* Set task *
Find every line in the records below that holds the word "demand", and copy each one.

** Start of Provided records **

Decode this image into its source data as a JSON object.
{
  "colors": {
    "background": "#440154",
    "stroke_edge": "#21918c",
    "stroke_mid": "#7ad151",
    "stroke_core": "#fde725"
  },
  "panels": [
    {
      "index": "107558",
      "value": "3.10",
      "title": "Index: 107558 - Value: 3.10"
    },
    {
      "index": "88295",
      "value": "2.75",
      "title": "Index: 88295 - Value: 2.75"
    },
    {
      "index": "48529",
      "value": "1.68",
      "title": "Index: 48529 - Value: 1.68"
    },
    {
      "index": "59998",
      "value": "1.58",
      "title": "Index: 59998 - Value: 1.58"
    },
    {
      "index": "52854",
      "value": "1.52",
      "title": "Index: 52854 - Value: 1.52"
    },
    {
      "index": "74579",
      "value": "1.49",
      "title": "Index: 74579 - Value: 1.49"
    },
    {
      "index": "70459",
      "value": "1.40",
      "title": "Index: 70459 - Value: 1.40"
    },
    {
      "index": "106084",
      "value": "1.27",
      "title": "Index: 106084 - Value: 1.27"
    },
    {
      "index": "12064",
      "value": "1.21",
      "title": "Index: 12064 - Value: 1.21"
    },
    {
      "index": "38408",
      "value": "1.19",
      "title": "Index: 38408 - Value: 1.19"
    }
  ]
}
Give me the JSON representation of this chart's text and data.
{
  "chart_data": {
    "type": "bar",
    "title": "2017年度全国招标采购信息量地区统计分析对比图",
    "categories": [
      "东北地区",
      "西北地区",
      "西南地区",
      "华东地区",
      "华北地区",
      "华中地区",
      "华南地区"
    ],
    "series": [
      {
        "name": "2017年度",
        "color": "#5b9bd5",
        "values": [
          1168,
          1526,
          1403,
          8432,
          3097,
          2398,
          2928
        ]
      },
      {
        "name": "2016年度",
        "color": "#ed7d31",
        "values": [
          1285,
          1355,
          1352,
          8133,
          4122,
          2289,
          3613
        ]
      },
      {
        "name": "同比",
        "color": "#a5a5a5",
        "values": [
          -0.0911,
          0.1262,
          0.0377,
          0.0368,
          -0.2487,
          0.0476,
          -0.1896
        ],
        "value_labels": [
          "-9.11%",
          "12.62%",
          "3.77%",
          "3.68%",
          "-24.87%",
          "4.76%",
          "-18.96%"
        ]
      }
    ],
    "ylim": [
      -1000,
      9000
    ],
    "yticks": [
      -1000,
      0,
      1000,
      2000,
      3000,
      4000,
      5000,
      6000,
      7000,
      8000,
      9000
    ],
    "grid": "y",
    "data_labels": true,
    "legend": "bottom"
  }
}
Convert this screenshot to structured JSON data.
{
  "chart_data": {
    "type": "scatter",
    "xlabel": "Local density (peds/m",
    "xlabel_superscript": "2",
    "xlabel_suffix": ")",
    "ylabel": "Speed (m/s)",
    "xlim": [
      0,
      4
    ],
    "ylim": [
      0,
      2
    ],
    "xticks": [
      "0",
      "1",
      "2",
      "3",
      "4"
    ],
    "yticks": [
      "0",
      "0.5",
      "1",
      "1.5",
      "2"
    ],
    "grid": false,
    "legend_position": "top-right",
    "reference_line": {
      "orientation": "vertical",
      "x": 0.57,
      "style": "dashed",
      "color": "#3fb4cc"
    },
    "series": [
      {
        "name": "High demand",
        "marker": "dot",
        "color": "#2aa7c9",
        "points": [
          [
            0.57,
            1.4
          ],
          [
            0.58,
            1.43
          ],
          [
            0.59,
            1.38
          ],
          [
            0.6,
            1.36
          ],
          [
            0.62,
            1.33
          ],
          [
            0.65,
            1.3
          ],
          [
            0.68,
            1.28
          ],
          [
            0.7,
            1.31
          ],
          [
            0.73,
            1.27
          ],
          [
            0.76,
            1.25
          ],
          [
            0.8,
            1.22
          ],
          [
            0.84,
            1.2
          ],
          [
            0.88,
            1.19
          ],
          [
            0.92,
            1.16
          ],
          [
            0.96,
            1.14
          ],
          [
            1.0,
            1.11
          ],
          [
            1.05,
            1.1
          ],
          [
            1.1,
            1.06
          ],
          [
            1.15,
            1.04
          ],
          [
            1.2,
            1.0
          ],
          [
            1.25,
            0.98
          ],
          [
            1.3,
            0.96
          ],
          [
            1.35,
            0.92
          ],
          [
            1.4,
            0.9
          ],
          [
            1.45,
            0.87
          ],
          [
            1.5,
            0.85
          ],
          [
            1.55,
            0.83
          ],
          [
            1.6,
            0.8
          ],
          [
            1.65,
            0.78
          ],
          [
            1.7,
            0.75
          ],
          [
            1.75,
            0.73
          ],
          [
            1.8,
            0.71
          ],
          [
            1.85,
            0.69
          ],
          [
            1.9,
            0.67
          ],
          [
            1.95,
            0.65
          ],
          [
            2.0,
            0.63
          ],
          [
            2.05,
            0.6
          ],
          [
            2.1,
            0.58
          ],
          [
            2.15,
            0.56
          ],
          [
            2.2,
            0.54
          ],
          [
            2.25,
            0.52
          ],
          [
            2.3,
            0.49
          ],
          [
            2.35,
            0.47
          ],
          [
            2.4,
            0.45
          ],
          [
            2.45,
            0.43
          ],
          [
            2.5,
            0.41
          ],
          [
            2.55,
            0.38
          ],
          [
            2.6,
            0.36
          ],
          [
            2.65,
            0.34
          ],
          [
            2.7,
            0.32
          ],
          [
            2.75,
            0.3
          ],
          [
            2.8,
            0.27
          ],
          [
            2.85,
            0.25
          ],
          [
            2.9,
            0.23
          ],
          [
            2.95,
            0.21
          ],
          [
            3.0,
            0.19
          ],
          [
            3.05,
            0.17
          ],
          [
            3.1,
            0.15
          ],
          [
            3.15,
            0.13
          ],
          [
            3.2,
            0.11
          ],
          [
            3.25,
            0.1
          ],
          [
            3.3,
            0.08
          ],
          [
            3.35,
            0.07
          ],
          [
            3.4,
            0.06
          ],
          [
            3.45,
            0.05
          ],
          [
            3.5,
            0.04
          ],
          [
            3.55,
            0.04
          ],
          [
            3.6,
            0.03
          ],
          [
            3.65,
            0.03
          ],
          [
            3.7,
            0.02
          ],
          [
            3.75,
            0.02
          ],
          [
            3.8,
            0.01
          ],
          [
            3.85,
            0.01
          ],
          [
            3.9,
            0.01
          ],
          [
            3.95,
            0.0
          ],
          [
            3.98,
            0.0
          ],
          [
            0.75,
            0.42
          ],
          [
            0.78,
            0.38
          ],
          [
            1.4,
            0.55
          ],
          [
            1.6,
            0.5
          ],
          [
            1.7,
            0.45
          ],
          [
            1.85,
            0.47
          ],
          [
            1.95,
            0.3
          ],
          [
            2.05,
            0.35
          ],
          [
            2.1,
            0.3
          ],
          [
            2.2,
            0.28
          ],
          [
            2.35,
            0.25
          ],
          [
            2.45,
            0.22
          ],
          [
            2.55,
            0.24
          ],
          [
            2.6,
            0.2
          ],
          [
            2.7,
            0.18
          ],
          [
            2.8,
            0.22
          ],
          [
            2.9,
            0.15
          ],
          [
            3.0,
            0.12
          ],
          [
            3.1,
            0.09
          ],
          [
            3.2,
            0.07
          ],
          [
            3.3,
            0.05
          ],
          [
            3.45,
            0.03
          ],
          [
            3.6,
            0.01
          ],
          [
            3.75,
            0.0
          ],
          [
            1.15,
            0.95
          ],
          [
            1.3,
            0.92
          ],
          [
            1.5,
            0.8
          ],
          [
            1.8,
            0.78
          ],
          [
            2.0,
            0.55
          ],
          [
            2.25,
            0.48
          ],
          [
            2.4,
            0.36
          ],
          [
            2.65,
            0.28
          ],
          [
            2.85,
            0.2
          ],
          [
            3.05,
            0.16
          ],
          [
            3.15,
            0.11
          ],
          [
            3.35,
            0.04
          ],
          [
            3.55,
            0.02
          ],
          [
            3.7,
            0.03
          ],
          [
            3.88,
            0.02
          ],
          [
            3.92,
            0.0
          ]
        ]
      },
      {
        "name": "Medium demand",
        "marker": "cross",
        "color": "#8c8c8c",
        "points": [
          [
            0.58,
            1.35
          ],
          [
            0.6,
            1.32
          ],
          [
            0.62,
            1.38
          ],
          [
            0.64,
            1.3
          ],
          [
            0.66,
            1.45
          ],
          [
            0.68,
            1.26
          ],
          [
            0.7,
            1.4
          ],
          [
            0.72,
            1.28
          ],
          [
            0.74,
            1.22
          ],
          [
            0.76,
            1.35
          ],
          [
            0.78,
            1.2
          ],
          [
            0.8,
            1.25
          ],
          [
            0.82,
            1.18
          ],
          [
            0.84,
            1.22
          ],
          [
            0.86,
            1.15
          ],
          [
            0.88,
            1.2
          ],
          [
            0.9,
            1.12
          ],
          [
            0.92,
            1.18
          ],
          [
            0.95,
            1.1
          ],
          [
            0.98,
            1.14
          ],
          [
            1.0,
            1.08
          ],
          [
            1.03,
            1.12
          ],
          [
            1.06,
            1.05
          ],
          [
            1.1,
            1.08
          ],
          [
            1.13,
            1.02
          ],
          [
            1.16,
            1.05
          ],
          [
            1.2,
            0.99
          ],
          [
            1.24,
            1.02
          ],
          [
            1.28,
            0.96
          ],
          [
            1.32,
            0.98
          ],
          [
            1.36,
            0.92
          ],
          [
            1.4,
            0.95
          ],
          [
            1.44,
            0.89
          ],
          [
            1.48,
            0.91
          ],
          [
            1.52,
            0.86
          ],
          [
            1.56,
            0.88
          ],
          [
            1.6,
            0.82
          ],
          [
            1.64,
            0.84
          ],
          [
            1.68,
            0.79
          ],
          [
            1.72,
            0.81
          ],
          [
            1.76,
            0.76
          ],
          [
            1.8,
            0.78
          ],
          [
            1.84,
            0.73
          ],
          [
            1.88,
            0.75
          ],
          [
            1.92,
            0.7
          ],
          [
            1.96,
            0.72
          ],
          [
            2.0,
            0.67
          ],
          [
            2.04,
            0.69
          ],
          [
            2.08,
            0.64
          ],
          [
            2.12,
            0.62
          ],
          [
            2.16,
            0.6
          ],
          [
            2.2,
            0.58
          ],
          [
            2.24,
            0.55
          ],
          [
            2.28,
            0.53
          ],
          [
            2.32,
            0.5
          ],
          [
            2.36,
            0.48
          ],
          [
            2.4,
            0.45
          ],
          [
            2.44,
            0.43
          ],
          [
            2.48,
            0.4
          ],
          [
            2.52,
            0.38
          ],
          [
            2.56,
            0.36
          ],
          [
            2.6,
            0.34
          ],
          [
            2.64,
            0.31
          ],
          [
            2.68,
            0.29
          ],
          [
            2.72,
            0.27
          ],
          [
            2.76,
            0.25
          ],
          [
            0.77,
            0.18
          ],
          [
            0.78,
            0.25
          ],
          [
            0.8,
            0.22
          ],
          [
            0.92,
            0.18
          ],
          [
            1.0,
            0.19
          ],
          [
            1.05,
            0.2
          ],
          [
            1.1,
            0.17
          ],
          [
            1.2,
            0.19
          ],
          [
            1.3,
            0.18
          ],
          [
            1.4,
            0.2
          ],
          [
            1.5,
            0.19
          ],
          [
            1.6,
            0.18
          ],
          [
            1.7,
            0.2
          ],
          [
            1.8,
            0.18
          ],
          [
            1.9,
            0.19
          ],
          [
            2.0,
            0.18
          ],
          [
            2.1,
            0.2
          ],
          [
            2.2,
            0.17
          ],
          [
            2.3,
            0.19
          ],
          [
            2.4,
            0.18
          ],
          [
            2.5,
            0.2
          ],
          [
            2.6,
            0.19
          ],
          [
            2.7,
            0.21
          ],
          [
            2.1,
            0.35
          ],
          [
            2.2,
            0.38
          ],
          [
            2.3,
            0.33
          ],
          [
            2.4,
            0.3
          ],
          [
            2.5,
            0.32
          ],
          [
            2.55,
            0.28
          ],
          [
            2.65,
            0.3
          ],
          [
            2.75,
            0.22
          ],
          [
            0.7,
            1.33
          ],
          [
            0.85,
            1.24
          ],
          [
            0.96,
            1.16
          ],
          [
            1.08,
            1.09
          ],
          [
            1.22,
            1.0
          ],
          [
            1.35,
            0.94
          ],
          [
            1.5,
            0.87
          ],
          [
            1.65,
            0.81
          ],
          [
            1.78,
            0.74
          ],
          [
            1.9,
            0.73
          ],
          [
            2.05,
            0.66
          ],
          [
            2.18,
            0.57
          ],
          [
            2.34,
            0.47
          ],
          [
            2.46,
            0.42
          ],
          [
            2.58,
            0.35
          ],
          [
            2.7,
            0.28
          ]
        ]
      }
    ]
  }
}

** End of Provided records **

* Finished task *
        "name": "High demand",
        "name": "Medium demand",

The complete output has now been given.